BEGIN Records to process

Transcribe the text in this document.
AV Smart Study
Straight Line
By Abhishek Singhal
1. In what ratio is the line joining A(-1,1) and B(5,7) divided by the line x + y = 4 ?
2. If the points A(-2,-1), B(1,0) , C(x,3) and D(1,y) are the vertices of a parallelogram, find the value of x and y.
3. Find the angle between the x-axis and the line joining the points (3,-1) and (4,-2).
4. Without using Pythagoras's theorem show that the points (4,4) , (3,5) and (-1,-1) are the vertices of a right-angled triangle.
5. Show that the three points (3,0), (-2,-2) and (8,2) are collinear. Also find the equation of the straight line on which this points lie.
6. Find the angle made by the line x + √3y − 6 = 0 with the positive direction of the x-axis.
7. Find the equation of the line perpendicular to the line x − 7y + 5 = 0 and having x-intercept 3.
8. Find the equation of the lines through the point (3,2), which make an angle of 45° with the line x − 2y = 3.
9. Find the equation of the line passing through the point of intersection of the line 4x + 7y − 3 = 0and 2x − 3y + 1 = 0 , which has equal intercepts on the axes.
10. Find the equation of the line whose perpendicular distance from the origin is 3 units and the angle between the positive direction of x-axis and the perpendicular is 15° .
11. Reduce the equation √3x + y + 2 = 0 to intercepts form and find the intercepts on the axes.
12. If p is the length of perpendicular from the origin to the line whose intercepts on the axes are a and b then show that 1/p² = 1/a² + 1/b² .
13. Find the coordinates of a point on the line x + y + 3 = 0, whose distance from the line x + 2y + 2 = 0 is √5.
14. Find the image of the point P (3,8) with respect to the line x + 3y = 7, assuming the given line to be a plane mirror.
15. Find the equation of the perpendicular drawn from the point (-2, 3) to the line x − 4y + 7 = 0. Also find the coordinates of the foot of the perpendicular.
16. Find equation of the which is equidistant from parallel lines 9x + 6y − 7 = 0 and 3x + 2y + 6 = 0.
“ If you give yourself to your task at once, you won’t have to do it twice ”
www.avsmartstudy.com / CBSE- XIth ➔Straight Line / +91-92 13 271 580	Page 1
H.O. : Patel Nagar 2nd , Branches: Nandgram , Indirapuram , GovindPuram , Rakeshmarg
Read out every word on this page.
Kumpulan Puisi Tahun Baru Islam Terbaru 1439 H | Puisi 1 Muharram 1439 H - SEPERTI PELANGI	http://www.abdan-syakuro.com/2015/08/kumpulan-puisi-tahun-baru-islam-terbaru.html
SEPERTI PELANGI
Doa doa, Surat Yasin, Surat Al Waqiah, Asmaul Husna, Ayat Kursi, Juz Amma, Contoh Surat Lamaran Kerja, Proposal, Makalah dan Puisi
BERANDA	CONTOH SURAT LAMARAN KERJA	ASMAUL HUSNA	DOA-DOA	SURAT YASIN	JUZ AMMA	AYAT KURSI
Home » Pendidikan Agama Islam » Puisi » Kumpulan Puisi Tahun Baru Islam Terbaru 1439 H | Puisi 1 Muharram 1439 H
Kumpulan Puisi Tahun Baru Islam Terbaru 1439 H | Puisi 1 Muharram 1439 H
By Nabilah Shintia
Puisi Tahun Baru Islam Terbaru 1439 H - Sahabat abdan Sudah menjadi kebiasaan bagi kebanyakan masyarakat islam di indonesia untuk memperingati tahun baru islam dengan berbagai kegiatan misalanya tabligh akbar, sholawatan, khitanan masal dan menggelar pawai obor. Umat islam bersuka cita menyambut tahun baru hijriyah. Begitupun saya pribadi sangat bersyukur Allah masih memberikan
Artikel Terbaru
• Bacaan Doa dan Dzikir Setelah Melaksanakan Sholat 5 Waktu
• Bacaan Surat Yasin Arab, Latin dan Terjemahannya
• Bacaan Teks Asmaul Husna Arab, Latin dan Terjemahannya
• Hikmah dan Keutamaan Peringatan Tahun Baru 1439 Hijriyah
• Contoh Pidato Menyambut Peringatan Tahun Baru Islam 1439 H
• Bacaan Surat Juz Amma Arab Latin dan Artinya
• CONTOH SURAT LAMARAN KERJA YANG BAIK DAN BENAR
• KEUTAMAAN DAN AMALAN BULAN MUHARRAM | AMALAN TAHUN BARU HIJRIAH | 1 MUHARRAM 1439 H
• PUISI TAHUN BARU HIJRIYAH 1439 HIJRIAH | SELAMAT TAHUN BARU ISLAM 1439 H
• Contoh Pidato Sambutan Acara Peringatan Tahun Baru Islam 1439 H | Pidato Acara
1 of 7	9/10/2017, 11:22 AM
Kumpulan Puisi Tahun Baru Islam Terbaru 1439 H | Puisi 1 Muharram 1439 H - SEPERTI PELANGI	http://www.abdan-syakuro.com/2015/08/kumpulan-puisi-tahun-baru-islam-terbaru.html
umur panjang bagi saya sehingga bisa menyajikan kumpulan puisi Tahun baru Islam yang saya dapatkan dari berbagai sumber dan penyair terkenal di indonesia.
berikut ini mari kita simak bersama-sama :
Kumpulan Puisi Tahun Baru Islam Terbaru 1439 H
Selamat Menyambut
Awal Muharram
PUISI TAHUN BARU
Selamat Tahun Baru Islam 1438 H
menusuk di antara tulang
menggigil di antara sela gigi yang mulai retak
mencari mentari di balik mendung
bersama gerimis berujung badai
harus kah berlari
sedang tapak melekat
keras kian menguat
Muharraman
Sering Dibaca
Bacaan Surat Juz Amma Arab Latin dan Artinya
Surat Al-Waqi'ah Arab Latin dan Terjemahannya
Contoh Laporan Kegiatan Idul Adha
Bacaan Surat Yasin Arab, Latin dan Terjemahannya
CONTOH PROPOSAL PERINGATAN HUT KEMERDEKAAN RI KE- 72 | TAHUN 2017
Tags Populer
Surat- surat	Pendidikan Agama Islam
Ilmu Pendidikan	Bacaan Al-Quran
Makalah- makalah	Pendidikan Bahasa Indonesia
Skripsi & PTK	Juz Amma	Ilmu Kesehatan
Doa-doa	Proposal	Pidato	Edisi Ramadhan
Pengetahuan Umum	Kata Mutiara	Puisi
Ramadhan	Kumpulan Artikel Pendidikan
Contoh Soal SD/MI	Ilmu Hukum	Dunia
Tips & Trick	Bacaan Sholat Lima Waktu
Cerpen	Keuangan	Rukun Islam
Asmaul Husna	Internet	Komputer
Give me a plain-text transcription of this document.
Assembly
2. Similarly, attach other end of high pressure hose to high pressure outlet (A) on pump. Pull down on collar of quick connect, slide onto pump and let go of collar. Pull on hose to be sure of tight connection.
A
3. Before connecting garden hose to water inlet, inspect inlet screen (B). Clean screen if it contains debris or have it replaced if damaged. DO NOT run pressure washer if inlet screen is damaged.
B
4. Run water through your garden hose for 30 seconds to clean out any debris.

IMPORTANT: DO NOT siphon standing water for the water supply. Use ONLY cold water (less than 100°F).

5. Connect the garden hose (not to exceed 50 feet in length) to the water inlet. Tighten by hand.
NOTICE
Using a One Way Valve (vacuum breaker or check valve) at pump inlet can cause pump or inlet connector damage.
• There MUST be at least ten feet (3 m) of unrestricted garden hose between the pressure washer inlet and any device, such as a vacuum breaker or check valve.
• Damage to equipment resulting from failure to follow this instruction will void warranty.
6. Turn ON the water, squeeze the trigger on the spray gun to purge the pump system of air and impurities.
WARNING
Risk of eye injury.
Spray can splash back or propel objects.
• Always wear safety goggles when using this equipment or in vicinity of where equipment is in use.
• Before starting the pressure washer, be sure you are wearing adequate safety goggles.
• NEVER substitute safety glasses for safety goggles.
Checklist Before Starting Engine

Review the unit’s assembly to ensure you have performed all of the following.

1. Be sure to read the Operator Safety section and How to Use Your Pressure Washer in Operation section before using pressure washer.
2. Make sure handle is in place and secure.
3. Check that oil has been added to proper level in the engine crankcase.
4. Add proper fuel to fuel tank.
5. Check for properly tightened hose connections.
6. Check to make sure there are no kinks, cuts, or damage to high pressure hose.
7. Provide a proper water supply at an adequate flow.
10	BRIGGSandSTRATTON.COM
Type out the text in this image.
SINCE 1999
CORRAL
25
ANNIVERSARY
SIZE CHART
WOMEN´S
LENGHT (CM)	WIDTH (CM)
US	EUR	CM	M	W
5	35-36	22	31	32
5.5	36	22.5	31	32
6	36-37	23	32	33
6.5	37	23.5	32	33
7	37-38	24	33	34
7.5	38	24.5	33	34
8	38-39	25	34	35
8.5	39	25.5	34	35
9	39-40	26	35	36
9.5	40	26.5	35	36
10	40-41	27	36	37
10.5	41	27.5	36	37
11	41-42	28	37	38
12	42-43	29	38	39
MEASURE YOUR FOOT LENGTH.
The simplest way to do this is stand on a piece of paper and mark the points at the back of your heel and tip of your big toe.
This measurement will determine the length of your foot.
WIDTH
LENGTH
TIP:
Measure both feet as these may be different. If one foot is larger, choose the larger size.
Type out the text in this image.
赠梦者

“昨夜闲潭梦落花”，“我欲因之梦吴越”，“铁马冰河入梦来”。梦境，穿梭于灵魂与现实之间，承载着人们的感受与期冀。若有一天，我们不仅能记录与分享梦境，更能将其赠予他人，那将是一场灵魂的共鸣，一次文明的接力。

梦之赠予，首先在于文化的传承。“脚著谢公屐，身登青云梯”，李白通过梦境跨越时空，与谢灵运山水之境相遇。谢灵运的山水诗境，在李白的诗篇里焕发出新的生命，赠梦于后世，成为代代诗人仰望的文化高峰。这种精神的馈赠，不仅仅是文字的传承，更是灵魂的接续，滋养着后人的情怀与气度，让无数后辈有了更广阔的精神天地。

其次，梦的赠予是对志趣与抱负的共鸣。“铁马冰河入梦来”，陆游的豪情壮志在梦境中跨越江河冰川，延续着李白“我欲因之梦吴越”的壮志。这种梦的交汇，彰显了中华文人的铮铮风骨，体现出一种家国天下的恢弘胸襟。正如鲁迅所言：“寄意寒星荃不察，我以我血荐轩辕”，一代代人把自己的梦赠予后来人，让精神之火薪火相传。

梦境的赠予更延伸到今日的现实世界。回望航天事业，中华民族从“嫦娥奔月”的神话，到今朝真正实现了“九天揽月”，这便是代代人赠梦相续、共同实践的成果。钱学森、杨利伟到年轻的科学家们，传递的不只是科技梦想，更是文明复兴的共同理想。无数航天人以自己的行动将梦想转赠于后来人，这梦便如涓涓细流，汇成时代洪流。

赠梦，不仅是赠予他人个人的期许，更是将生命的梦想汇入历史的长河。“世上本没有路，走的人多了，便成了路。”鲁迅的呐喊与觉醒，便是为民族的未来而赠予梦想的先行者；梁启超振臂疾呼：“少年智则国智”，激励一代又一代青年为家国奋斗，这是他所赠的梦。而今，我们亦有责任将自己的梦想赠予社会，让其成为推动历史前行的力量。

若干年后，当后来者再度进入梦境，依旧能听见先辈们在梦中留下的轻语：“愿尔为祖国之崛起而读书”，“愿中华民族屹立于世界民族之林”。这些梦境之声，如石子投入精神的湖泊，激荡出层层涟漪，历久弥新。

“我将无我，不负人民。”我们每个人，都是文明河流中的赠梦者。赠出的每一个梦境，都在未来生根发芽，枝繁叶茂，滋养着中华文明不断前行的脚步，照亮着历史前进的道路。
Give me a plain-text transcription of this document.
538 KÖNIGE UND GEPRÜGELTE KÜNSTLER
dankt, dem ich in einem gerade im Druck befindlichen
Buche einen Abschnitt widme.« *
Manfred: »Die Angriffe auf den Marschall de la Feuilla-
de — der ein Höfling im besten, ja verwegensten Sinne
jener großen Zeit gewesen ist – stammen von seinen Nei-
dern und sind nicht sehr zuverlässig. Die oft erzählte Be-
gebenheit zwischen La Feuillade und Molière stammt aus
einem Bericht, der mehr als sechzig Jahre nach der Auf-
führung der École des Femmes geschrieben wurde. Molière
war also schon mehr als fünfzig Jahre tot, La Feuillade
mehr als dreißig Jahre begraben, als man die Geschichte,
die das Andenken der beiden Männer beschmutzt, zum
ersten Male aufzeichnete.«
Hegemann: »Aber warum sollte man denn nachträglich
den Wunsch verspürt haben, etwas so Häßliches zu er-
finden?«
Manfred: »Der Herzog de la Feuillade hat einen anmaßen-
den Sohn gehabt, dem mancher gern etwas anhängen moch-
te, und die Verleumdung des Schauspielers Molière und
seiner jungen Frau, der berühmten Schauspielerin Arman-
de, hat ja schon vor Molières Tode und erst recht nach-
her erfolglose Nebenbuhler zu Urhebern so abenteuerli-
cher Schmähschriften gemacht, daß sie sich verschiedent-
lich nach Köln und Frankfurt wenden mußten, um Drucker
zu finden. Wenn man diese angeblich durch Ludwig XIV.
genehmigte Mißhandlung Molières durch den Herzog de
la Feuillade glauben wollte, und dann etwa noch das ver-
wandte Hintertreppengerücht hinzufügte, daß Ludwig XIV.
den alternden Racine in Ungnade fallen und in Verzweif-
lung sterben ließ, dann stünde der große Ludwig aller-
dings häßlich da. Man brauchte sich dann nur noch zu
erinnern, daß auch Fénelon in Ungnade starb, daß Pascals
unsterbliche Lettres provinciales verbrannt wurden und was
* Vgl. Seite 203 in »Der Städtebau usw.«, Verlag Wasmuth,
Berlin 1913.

END Records to process

Work instructions
From the data above, show each line that contains "sich".

Exercise response
cher Schmähschriften gemacht, daß sie sich verschiedent-
dings häßlich da. Man brauchte sich dann nur noch zu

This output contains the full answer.